Условие задания —
Перескажите выбранный отрывок ниже в двух предложениях.

Выбранный отрывок —
════
«Вот, бывало, – говорит он, – я в казенном разночинском сюртуке из малинового сукна с голубым воротником и обшлагами на голубом же стамедном подбое, с медными желтыми большими пуговицами и в треугольной поярковой шляпе бегу от братца с бумажкою в руке по валу, а люди-то из разных домов по всей дороге и выползут, и ждут меня, и лишь только завидят, бывало, и кричат: «Дитя, дитя, сколько?» А я-то лечу, привскакивая, и кричу им, например: «Шестьсот, шестьсот», и добрые люди, бывало, крестятся и твердят: «Слава Богу, слава Богу!»; это потому, что накануне я кричал: «семьсот», а третьего дня: «восемьсот!» Смертность была ужасная и росла до сентября так, что в августе было покойников чуть-чуть не восемь тысяч, в сентябре же хватило за двадцать тысяч, в октябре поменьше двадцати тысяч, а в ноябре около шести тысяч» 13 .
════
Представленные записи —
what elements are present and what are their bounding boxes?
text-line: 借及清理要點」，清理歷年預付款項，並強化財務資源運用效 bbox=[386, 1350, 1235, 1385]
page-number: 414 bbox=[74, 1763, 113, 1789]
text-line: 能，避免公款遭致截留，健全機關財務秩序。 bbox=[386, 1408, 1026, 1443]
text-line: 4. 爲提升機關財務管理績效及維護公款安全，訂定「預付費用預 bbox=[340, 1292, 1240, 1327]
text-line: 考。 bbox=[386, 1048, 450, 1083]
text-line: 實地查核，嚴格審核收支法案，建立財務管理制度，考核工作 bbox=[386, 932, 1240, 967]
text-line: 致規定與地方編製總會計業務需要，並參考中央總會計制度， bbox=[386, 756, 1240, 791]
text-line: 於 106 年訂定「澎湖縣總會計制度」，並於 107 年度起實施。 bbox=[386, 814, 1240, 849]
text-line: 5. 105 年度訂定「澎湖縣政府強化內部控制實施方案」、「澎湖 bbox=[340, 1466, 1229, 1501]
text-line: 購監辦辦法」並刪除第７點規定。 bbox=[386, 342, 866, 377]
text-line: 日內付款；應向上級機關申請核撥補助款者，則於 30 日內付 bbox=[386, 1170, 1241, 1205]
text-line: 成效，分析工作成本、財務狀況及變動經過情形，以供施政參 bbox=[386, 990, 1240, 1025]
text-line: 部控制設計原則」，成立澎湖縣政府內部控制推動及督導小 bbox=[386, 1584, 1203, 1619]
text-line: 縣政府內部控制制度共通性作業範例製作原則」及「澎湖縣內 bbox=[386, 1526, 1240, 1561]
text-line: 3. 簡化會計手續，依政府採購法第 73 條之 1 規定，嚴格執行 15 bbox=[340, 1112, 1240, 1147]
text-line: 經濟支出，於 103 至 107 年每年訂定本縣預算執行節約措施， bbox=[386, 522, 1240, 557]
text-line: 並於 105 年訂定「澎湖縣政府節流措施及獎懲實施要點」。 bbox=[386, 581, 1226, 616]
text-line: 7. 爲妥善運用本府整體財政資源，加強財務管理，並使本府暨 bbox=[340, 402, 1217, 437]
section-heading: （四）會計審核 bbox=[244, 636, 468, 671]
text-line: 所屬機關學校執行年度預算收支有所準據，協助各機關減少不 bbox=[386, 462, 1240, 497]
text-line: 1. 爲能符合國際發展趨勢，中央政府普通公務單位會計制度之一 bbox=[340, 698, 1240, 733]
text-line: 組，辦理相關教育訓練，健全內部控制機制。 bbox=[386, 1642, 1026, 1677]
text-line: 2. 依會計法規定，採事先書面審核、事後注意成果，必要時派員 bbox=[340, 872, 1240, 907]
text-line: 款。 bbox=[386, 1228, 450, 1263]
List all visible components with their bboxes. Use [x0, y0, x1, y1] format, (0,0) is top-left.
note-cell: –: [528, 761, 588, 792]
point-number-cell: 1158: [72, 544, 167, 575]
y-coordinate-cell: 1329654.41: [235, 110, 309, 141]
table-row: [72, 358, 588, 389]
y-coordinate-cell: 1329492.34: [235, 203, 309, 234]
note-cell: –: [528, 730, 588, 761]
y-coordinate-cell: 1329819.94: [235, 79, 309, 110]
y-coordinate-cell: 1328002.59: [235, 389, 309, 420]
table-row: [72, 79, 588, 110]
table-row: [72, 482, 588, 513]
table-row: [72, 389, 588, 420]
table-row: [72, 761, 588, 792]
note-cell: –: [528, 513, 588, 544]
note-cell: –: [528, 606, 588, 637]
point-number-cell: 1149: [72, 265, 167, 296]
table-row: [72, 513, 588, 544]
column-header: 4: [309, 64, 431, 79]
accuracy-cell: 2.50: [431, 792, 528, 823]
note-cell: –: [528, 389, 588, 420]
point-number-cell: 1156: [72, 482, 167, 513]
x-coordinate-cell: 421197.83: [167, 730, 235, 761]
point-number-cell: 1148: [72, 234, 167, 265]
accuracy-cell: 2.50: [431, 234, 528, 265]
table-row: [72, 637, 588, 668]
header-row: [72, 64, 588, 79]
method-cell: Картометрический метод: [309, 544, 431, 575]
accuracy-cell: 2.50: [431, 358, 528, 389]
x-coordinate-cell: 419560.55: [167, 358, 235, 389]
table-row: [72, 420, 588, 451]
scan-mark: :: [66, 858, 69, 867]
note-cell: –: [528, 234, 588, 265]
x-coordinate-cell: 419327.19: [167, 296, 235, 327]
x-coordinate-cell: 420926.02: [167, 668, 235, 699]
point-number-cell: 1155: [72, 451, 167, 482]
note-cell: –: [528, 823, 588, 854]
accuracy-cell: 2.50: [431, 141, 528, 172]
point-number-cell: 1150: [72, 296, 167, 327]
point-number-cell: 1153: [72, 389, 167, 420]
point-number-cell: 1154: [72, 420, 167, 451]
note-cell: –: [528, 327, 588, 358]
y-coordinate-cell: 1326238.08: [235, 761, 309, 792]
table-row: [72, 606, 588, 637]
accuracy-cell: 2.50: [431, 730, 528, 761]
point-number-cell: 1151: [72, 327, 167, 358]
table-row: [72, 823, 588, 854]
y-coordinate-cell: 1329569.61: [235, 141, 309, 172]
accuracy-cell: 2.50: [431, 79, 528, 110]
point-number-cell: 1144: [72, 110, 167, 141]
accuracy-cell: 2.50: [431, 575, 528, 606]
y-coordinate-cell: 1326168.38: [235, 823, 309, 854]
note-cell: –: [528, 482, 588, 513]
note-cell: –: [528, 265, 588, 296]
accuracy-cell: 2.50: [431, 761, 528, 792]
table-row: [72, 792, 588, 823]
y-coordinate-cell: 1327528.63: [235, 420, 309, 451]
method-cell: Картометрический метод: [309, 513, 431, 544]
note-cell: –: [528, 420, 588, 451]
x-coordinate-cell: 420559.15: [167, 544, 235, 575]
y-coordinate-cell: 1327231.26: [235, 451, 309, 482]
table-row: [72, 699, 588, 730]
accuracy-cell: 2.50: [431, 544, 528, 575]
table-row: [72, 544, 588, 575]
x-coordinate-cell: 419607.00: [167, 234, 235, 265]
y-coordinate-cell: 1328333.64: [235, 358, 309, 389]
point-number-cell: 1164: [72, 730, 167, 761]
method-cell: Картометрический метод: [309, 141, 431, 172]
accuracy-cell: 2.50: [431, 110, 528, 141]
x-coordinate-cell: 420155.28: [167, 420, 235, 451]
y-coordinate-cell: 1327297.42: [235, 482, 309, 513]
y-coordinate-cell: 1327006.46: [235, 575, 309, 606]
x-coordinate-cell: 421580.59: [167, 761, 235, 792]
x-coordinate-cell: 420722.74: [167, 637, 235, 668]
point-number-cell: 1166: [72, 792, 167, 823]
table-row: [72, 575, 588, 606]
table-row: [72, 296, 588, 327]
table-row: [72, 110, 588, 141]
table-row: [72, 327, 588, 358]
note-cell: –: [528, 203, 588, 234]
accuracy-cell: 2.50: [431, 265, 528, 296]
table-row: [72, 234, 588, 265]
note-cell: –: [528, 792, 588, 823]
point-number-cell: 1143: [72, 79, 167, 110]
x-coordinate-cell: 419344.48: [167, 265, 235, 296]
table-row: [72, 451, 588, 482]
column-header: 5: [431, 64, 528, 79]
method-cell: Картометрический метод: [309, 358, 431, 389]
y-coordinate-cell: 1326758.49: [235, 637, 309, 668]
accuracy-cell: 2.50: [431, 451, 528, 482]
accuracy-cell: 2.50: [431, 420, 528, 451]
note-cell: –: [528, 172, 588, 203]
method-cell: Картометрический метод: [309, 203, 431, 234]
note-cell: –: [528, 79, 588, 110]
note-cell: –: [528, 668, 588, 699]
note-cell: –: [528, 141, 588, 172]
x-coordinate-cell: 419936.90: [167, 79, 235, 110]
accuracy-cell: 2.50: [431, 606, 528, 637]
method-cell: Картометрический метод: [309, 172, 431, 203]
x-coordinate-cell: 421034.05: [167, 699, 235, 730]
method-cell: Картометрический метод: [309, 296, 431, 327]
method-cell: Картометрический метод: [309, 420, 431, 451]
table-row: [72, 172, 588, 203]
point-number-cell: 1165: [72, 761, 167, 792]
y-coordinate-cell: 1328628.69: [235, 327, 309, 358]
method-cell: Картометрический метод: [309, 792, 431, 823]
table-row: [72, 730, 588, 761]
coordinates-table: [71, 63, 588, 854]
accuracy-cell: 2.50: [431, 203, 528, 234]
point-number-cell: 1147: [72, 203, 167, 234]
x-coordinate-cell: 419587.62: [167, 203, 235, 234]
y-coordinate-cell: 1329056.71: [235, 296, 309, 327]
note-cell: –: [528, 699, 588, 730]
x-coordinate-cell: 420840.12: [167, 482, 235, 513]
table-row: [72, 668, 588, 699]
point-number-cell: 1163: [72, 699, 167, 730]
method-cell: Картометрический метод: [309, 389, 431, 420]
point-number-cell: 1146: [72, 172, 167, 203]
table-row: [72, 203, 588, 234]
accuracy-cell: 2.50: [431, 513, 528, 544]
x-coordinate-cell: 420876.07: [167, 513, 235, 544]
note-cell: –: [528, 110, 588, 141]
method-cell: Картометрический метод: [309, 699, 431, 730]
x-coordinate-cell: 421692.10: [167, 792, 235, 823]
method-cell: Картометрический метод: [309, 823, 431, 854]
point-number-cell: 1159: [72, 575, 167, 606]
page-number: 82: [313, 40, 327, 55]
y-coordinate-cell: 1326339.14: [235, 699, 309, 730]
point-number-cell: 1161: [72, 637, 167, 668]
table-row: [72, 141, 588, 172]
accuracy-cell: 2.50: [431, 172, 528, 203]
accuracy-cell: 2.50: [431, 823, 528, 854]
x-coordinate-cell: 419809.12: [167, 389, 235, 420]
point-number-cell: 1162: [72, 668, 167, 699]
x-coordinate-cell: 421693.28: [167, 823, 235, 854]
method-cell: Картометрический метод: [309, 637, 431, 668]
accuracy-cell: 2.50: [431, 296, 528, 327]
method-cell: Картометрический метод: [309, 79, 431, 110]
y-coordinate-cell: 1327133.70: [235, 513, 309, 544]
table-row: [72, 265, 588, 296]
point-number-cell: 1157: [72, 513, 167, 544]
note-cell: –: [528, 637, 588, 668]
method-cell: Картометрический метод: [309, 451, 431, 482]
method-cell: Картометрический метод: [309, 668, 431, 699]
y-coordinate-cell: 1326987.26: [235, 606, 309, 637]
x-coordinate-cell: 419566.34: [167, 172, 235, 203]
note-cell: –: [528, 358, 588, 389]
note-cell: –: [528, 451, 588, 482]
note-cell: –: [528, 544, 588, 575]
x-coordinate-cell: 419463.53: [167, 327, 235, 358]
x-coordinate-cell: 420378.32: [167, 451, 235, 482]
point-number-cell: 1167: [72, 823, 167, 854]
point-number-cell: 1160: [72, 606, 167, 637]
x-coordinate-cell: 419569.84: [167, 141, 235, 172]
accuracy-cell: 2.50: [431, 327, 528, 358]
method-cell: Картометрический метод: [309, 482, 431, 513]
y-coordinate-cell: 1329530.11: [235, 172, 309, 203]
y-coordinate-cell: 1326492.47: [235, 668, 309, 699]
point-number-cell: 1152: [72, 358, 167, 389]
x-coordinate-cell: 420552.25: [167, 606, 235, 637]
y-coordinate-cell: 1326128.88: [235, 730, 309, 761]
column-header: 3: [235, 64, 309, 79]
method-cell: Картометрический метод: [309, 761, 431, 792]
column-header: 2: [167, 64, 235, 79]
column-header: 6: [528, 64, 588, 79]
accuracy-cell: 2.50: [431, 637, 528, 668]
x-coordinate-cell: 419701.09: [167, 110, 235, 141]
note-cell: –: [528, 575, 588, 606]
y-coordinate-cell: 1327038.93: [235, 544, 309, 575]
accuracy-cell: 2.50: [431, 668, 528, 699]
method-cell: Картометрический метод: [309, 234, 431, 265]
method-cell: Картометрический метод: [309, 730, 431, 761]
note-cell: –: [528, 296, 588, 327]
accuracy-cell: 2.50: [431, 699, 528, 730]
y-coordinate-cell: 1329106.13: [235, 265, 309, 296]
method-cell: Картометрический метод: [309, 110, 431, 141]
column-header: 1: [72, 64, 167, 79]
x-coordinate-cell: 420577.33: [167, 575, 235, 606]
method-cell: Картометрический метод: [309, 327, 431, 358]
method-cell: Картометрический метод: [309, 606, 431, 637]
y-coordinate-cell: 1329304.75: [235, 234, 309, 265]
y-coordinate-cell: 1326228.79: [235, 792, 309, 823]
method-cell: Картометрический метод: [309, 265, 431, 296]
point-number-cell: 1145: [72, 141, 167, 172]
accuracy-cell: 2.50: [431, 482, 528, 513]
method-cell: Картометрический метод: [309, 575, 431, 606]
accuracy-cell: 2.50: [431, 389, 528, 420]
════
Полный ответ —
Рассказчик вспоминает, как в казенном сюртуке бежал с бумажкой от брата по валу, а люди выходили из домов и спрашивали, сколько, и когда он кричал «шестьсот», они крестились, потому что накануне он кричал «семьсот», а третьего дня «восемьсот». Смертность была ужасной и росла до сентября: в августе покойников было почти восемь тысяч, в сентябре больше двадцати тысяч, в октябре немного меньше двадцати тысяч, а в ноябре около шести тысяч.